Quote the records in full and leave their pictures out.

EXTRACTED RECORDS ->

______

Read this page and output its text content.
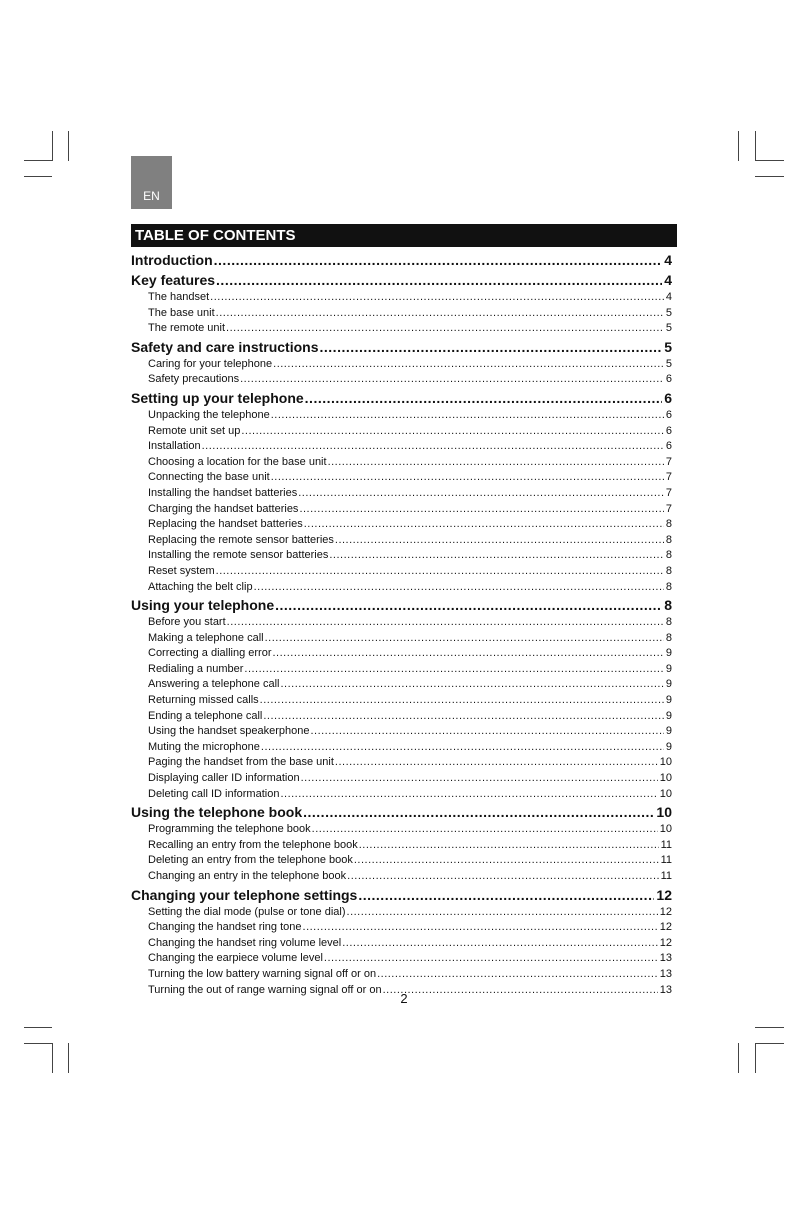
EN
TABLE OF CONTENTS
Introduction .....	4
Key features .....	4
The handset .....	4
The base unit .....	5
The remote unit .....	5
Safety and care instructions .....	5
Caring for your telephone .....	5
Safety precautions .....	6
Setting up your telephone .....	6
Unpacking the telephone .....	6
Remote unit set up .....	6
Installation .....	6
Choosing a location for the base unit .....	7
Connecting the base unit .....	7
Installing the handset batteries .....	7
Charging the handset batteries .....	7
Replacing the handset batteries .....	8
Replacing the remote sensor batteries .....	8
Installing the remote sensor batteries .....	8
Reset system .....	8
Attaching the belt clip .....	8
Using your telephone .....	8
Before you start .....	8
Making a telephone call .....	8
Correcting a dialling error .....	9
Redialing a number .....	9
Answering a telephone call .....	9
Returning missed calls .....	9
Ending a telephone call .....	9
Using the handset speakerphone .....	9
Muting the microphone .....	9
Paging the handset from the base unit .....	10
Displaying caller ID information .....	10
Deleting call ID information .....	10
Using the telephone book .....	10
Programming the telephone book .....	10
Recalling an entry from the telephone book .....	11
Deleting an entry from the telephone book .....	11
Changing an entry in the telephone book .....	11
Changing your telephone settings .....	12
Setting the dial mode (pulse or tone dial) .....	12
Changing the handset ring tone .....	12
Changing the handset ring volume level .....	12
Changing the earpiece volume level .....	13
Turning the low battery warning signal off or on .....	13
Turning the out of range warning signal off or on .....	13
2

______

TASK ANSWER ->
Read this page and output its text content.
EN
TABLE OF CONTENTS
Introduction .....	4
Key features .....	4
The handset .....	4
The base unit .....	5
The remote unit .....	5
Safety and care instructions .....	5
Caring for your telephone .....	5
Safety precautions .....	6
Setting up your telephone .....	6
Unpacking the telephone .....	6
Remote unit set up .....	6
Installation .....	6
Choosing a location for the base unit .....	7
Connecting the base unit .....	7
Installing the handset batteries .....	7
Charging the handset batteries .....	7
Replacing the handset batteries .....	8
Replacing the remote sensor batteries .....	8
Installing the remote sensor batteries .....	8
Reset system .....	8
Attaching the belt clip .....	8
Using your telephone .....	8
Before you start .....	8
Making a telephone call .....	8
Correcting a dialling error .....	9
Redialing a number .....	9
Answering a telephone call .....	9
Returning missed calls .....	9
Ending a telephone call .....	9
Using the handset speakerphone .....	9
Muting the microphone .....	9
Paging the handset from the base unit .....	10
Displaying caller ID information .....	10
Deleting call ID information .....	10
Using the telephone book .....	10
Programming the telephone book .....	10
Recalling an entry from the telephone book .....	11
Deleting an entry from the telephone book .....	11
Changing an entry in the telephone book .....	11
Changing your telephone settings .....	12
Setting the dial mode (pulse or tone dial) .....	12
Changing the handset ring tone .....	12
Changing the handset ring volume level .....	12
Changing the earpiece volume level .....	13
Turning the low battery warning signal off or on .....	13
Turning the out of range warning signal off or on .....	13
2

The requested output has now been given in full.